══ Dokumen sumber ══
- Yudisial
IPW: Penanganan Joko Tjandra Lebih Penting Dari Tim Pemburu Koruptor
21 Juli 2020 , 13:30

JAKARTA – Ketua Presidium Indonesia Police Watch (IPW) Neta S Pane menyebut bahwa sebaiknya Menko Polhukam Mahfud MD mendorong percepatan penangkapan Joko Tjandra dan mengawasi secara agresif kinerja lembaga di bawah koordinasinya daripada membentuk tim pemburu koruptor.
"Ini lebih urgent dan strategis. Wong koruptornya sudah datang nggak ditangkap kok malah dikasih surat jalan, lalu apa manfaat tim pemburu koruptor," kata Neta seperti dikutip dari Antara, Selasa (21/7).
Menurut Neta, pembentukan tim pemburu koruptor justru bisa tumpang tindih dengan Polri, Kejaksaan Agung, dan Komisi Pemberantasan Korupsi (KPK).
Selain itu, IPW menilai pembentukan tim pemburu koruptor dari rezim ke rezim tidak ada gunanya karena mereka tetap nyaman dan senang kabur ke luar negeri.
"Saat ini, misalnya, ada 39 koruptor buronan di luar negeri karena tim pemburu koruptor yang dibentuk rezim masa lalu kerjanya slow-slow saja," ujar Neta.
Oleh karena itu, kata Neta, Menko Polhukam cukup mengawasi secara agresif lembaga penegak hukum dan instansi di bawah koordinasinya agar serius memberantas korupsi. Tentunya juga menangkap Joko Tjandra dan menciduk semua pejabat negara yang memberi "karpet merah" pada buronan kakap itu.
Menko Polhukam, kata Neta, hendaknya segera mendalami pengakuan Mabes Polri yang mengatakan bahwa Brigjen Prasetijo mendampingi Djoko Tjandra dalam perjalanan ke Kalimantan Barat.
Menurut Neta, yang perlu digali Menko Polhukam dari penjelasan Mabes Polri itu adalah dalam rangka kepentingan apa jenderal polisi itu dengan sang buronan kakap ke Kalimantan Barat.
═══
> Soal yang diberikan A: Tuliskan kembali tanpa perubahan bagian dokumen sumber yang dibuka dengan kata-kata berisi "Oleh karena itu, kata" dan ditutup dengan "perjalanan ke Kalimantan Barat.".
> Soal yang diberikan B: Menurut dokumen sumber, dengan lembaga apa saja pembentukan tim pemburu koruptor bisa tumpang tindih?
══ Daftar yang ditampilkan ══
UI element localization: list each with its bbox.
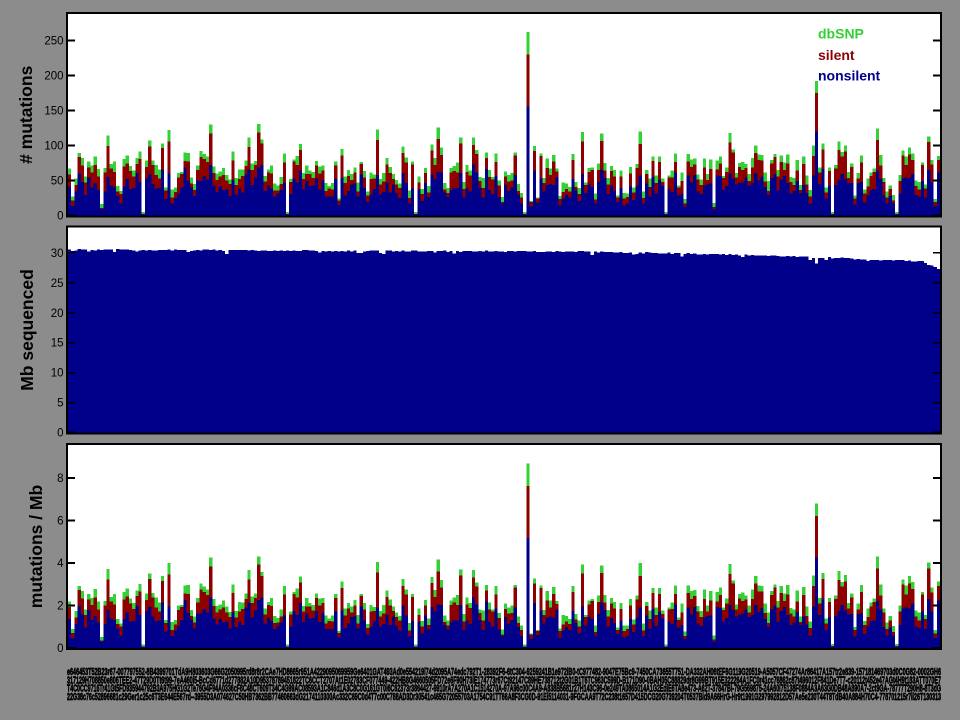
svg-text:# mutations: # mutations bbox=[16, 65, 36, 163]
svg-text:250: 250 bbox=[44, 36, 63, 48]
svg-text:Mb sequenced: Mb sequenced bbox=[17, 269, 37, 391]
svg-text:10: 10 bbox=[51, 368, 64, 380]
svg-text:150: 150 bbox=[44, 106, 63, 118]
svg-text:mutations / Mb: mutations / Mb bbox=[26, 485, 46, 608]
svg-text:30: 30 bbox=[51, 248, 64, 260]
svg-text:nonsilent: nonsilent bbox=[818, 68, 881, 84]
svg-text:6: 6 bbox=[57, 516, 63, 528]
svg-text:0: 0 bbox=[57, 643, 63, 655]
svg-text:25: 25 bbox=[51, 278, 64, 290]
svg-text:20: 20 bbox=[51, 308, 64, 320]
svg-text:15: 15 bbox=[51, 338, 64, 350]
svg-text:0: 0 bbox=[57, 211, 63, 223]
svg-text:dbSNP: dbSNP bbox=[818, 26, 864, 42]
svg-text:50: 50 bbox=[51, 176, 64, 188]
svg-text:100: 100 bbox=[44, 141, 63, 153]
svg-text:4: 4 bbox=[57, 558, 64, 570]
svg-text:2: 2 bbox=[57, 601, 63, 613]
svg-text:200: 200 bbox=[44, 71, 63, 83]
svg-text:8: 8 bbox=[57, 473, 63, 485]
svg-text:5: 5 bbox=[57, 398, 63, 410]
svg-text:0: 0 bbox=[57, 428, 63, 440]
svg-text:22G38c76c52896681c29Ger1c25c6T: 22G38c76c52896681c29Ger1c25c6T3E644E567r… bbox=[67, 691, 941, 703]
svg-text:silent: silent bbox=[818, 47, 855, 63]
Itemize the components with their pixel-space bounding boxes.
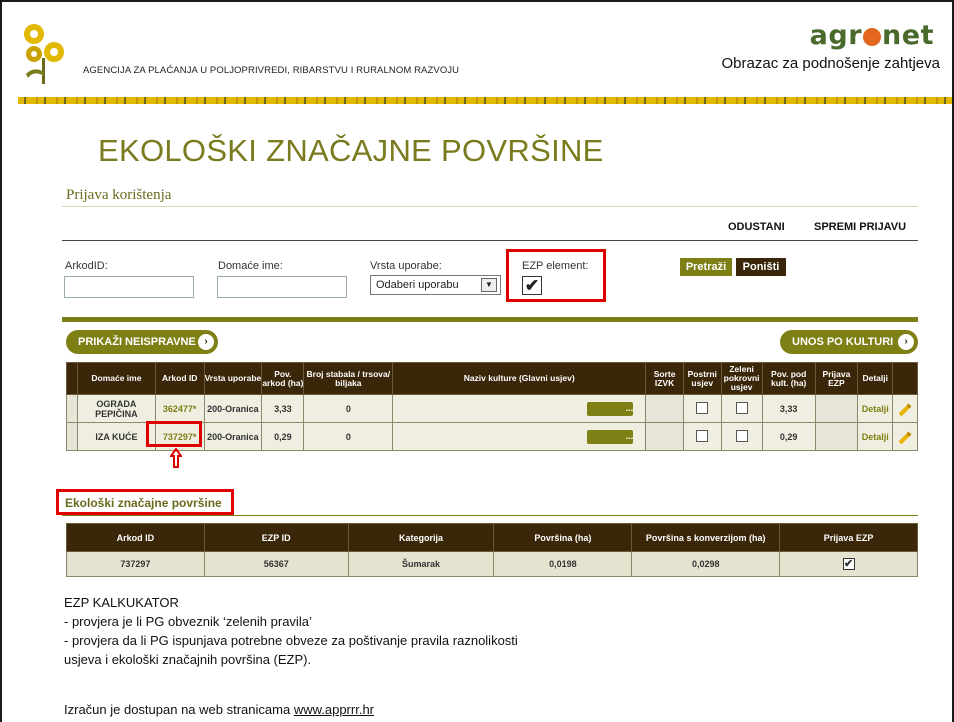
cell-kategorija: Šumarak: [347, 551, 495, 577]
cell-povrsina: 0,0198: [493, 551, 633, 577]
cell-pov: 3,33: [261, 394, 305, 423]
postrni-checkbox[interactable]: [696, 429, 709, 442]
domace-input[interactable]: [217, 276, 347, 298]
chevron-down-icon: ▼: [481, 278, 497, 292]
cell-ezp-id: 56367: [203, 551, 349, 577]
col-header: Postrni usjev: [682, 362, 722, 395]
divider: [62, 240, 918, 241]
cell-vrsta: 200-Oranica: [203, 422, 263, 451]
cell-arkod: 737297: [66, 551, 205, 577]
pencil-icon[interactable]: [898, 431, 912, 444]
═══
> Jawaban A:
Oleh karena itu, kata Neta, Menko Polhukam cukup mengawasi secara agresif lembaga penegak hukum dan instansi di bawah koordinasinya agar serius memberantas korupsi. Tentunya juga menangkap Joko Tjandra dan menciduk semua pejabat negara yang memberi "karpet merah" pada buronan kakap itu.
Menko Polhukam, kata Neta, hendaknya segera mendalami pengakuan Mabes Polri yang mengatakan bahwa Brigjen Prasetijo mendampingi Djoko Tjandra dalam perjalanan ke Kalimantan Barat.

> Jawaban B: Polri, Kejaksaan Agung, dan Komisi Pemberantasan Korupsi (KPK).